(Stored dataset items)
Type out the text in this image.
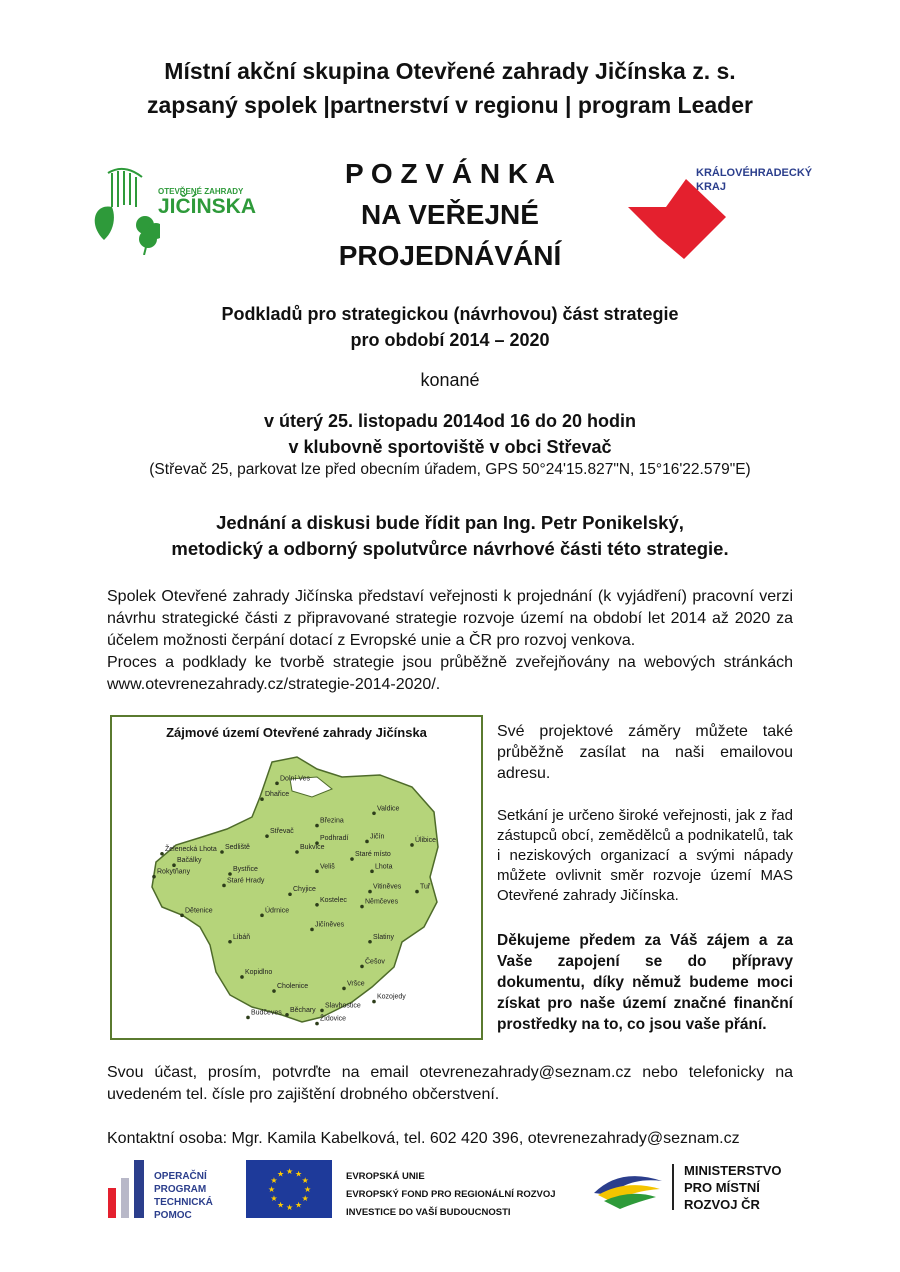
Místní akční skupina Otevřené zahrady Jičínska z. s.
zapsaný spolek |partnerství v regionu | program Leader
OTEVŘENÉ ZAHRADY
JIČÍNSKA
P O Z V Á N K A
NA VEŘEJNÉ
PROJEDNÁVÁNÍ
KRÁLOVÉHRADECKÝ
KRAJ
Podkladů pro strategickou (návrhovou) část strategie
pro období 2014 – 2020
konané
v úterý 25. listopadu 2014od 16 do 20 hodin
v klubovně sportoviště v obci Střevač
(Střevač 25, parkovat lze před obecním úřadem, GPS 50°24'15.827"N, 15°16'22.579"E)
Jednání a diskusi bude řídit pan Ing. Petr Ponikelský,
metodický a odborný spolutvůrce návrhové části této strategie.
Spolek Otevřené zahrady Jičínska představí veřejnosti k projednání (k vyjádření) pracovní verzi návrhu strategické části z připravované strategie rozvoje území na období let 2014 až 2020 za účelem možnosti čerpání dotací z Evropské unie a ČR pro rozvoj venkova.
Proces a podklady ke tvorbě strategie jsou průběžně zveřejňovány na webových stránkách www.otevrenezahrady.cz/strategie-2014-2020/.
Zájmové území Otevřené zahrady Jičínska
Dolní Ves
Dhařice
Březina
Valdice
Střevač
Podhradí	Jičín
Úlibice
Želenecká Lhota Sedliště	Bukvice
Staré místo
Bačálky
Bystřice	Veliš	Lhota
Rokytňany
Staré Hrady
Vitiněves	Tuř
Chyjice
Kostelec	Němčeves
Dětenice	Údrnice
Jičíněves
Libáň	Slatiny
Kopidlno
Češov
Cholenice	Vršce
Kozojedy
Slavhostice
Budčeves Běchary
Židovice
Své projektové záměry můžete také průběžně zasílat na naši emailovou adresu.
Setkání je určeno široké veřejnosti, jak z řad zástupců obcí, zemědělců a podnikatelů, tak i neziskových organizací a svými nápady můžete ovlivnit směr rozvoje území MAS Otevřené zahrady Jičínska.
Děkujeme předem za Váš zájem a za Vaše zapojení se do přípravy dokumentu, díky němuž budeme moci získat pro naše území značné finanční prostředky na to, co jsou vaše přání.
Svou účast, prosím, potvrďte na email otevrenezahrady@seznam.cz nebo telefonicky na uvedeném tel. čísle pro zajištění drobného občerstvení.
Kontaktní osoba: Mgr. Kamila Kabelková, tel. 602 420 396, otevrenezahrady@seznam.cz
OPERAČNÍ
PROGRAM
TECHNICKÁ
POMOC
★ ★
★
★
★
★
★
★
★
★
★
★	EVROPSKÁ UNIE
EVROPSKÝ FOND PRO REGIONÁLNÍ ROZVOJ
INVESTICE DO VAŠÍ BUDOUCNOSTI
MINISTERSTVO
PRO MÍSTNÍ
ROZVOJ ČR
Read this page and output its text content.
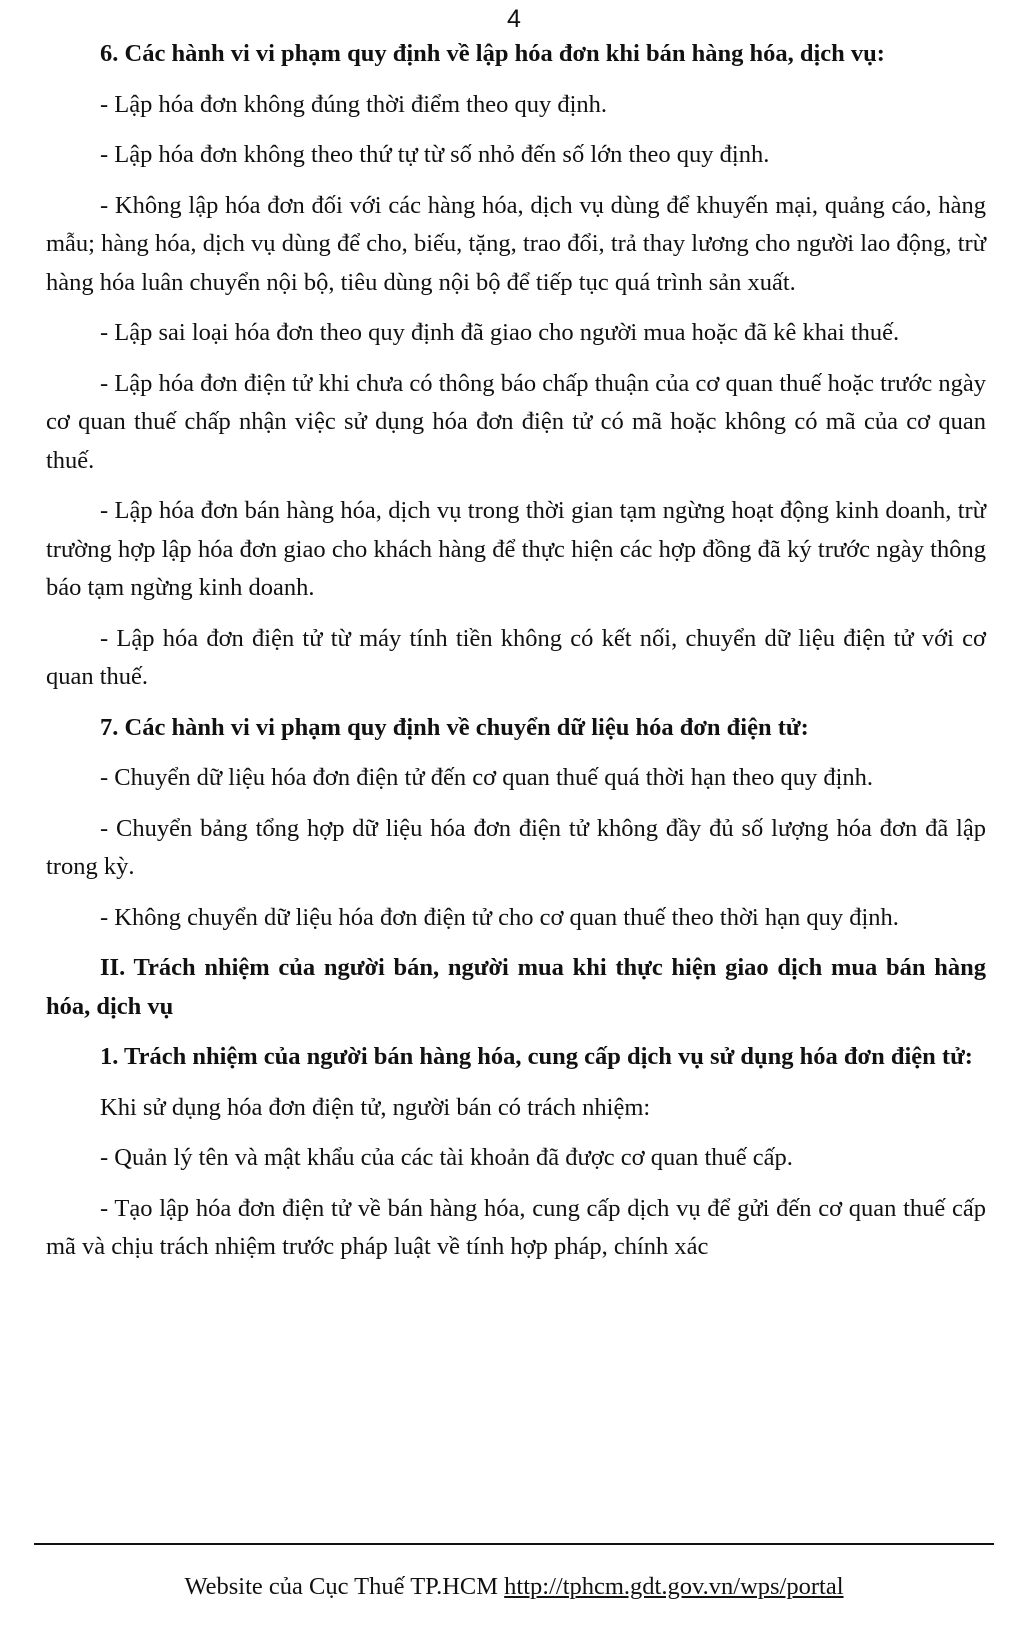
4

6. Các hành vi vi phạm quy định về lập hóa đơn khi bán hàng hóa, dịch vụ:

- Lập hóa đơn không đúng thời điểm theo quy định.

- Lập hóa đơn không theo thứ tự từ số nhỏ đến số lớn theo quy định.

- Không lập hóa đơn đối với các hàng hóa, dịch vụ dùng để khuyến mại, quảng cáo, hàng mẫu; hàng hóa, dịch vụ dùng để cho, biếu, tặng, trao đổi, trả thay lương cho người lao động, trừ hàng hóa luân chuyển nội bộ, tiêu dùng nội bộ để tiếp tục quá trình sản xuất.

- Lập sai loại hóa đơn theo quy định đã giao cho người mua hoặc đã kê khai thuế.

- Lập hóa đơn điện tử khi chưa có thông báo chấp thuận của cơ quan thuế hoặc trước ngày cơ quan thuế chấp nhận việc sử dụng hóa đơn điện tử có mã hoặc không có mã của cơ quan thuế.

- Lập hóa đơn bán hàng hóa, dịch vụ trong thời gian tạm ngừng hoạt động kinh doanh, trừ trường hợp lập hóa đơn giao cho khách hàng để thực hiện các hợp đồng đã ký trước ngày thông báo tạm ngừng kinh doanh.

- Lập hóa đơn điện tử từ máy tính tiền không có kết nối, chuyển dữ liệu điện tử với cơ quan thuế.

7. Các hành vi vi phạm quy định về chuyển dữ liệu hóa đơn điện tử:

- Chuyển dữ liệu hóa đơn điện tử đến cơ quan thuế quá thời hạn theo quy định.

- Chuyển bảng tổng hợp dữ liệu hóa đơn điện tử không đầy đủ số lượng hóa đơn đã lập trong kỳ.

- Không chuyển dữ liệu hóa đơn điện tử cho cơ quan thuế theo thời hạn quy định.

II. Trách nhiệm của người bán, người mua khi thực hiện giao dịch mua bán hàng hóa, dịch vụ

1. Trách nhiệm của người bán hàng hóa, cung cấp dịch vụ sử dụng hóa đơn điện tử:

Khi sử dụng hóa đơn điện tử, người bán có trách nhiệm:

- Quản lý tên và mật khẩu của các tài khoản đã được cơ quan thuế cấp.

- Tạo lập hóa đơn điện tử về bán hàng hóa, cung cấp dịch vụ để gửi đến cơ quan thuế cấp mã và chịu trách nhiệm trước pháp luật về tính hợp pháp, chính xác

Website của Cục Thuế TP.HCM http://tphcm.gdt.gov.vn/wps/portal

DO THIS: Pictures stay out; reproduce every line of the records exactly.

RESPONSE:
Type out the text in this image.
Místní akční skupina Otevřené zahrady Jičínska z. s.
zapsaný spolek |partnerství v regionu | program Leader
OTEVŘENÉ ZAHRADY
JIČÍNSKA
P O Z V Á N K A
NA VEŘEJNÉ
PROJEDNÁVÁNÍ
KRÁLOVÉHRADECKÝ
KRAJ
Podkladů pro strategickou (návrhovou) část strategie
pro období 2014 – 2020
konané
v úterý 25. listopadu 2014od 16 do 20 hodin
v klubovně sportoviště v obci Střevač
(Střevač 25, parkovat lze před obecním úřadem, GPS 50°24'15.827"N, 15°16'22.579"E)
Jednání a diskusi bude řídit pan Ing. Petr Ponikelský,
metodický a odborný spolutvůrce návrhové části této strategie.
Spolek Otevřené zahrady Jičínska představí veřejnosti k projednání (k vyjádření) pracovní verzi návrhu strategické části z připravované strategie rozvoje území na období let 2014 až 2020 za účelem možnosti čerpání dotací z Evropské unie a ČR pro rozvoj venkova.
Proces a podklady ke tvorbě strategie jsou průběžně zveřejňovány na webových stránkách www.otevrenezahrady.cz/strategie-2014-2020/.
Zájmové území Otevřené zahrady Jičínska
Dolní Ves
Dhařice
Březina
Valdice
Střevač
Podhradí	Jičín
Úlibice
Želenecká Lhota Sedliště	Bukvice
Staré místo
Bačálky
Bystřice	Veliš	Lhota
Rokytňany
Staré Hrady
Vitiněves	Tuř
Chyjice
Kostelec	Němčeves
Dětenice	Údrnice
Jičíněves
Libáň	Slatiny
Kopidlno
Češov
Cholenice	Vršce
Kozojedy
Slavhostice
Budčeves Běchary
Židovice
Své projektové záměry můžete také průběžně zasílat na naši emailovou adresu.
Setkání je určeno široké veřejnosti, jak z řad zástupců obcí, zemědělců a podnikatelů, tak i neziskových organizací a svými nápady můžete ovlivnit směr rozvoje území MAS Otevřené zahrady Jičínska.
Děkujeme předem za Váš zájem a za Vaše zapojení se do přípravy dokumentu, díky němuž budeme moci získat pro naše území značné finanční prostředky na to, co jsou vaše přání.
Svou účast, prosím, potvrďte na email otevrenezahrady@seznam.cz nebo telefonicky na uvedeném tel. čísle pro zajištění drobného občerstvení.
Kontaktní osoba: Mgr. Kamila Kabelková, tel. 602 420 396, otevrenezahrady@seznam.cz
OPERAČNÍ
PROGRAM
TECHNICKÁ
POMOC
★ ★
★
★
★
★
★
★
★
★
★
★	EVROPSKÁ UNIE
EVROPSKÝ FOND PRO REGIONÁLNÍ ROZVOJ
INVESTICE DO VAŠÍ BUDOUCNOSTI
MINISTERSTVO
PRO MÍSTNÍ
ROZVOJ ČR
Read this page and output its text content.
4

6. Các hành vi vi phạm quy định về lập hóa đơn khi bán hàng hóa, dịch vụ:

- Lập hóa đơn không đúng thời điểm theo quy định.

- Lập hóa đơn không theo thứ tự từ số nhỏ đến số lớn theo quy định.

- Không lập hóa đơn đối với các hàng hóa, dịch vụ dùng để khuyến mại, quảng cáo, hàng mẫu; hàng hóa, dịch vụ dùng để cho, biếu, tặng, trao đổi, trả thay lương cho người lao động, trừ hàng hóa luân chuyển nội bộ, tiêu dùng nội bộ để tiếp tục quá trình sản xuất.

- Lập sai loại hóa đơn theo quy định đã giao cho người mua hoặc đã kê khai thuế.

- Lập hóa đơn điện tử khi chưa có thông báo chấp thuận của cơ quan thuế hoặc trước ngày cơ quan thuế chấp nhận việc sử dụng hóa đơn điện tử có mã hoặc không có mã của cơ quan thuế.

- Lập hóa đơn bán hàng hóa, dịch vụ trong thời gian tạm ngừng hoạt động kinh doanh, trừ trường hợp lập hóa đơn giao cho khách hàng để thực hiện các hợp đồng đã ký trước ngày thông báo tạm ngừng kinh doanh.

- Lập hóa đơn điện tử từ máy tính tiền không có kết nối, chuyển dữ liệu điện tử với cơ quan thuế.

7. Các hành vi vi phạm quy định về chuyển dữ liệu hóa đơn điện tử:

- Chuyển dữ liệu hóa đơn điện tử đến cơ quan thuế quá thời hạn theo quy định.

- Chuyển bảng tổng hợp dữ liệu hóa đơn điện tử không đầy đủ số lượng hóa đơn đã lập trong kỳ.

- Không chuyển dữ liệu hóa đơn điện tử cho cơ quan thuế theo thời hạn quy định.

II. Trách nhiệm của người bán, người mua khi thực hiện giao dịch mua bán hàng hóa, dịch vụ

1. Trách nhiệm của người bán hàng hóa, cung cấp dịch vụ sử dụng hóa đơn điện tử:

Khi sử dụng hóa đơn điện tử, người bán có trách nhiệm:

- Quản lý tên và mật khẩu của các tài khoản đã được cơ quan thuế cấp.

- Tạo lập hóa đơn điện tử về bán hàng hóa, cung cấp dịch vụ để gửi đến cơ quan thuế cấp mã và chịu trách nhiệm trước pháp luật về tính hợp pháp, chính xác

Website của Cục Thuế TP.HCM http://tphcm.gdt.gov.vn/wps/portal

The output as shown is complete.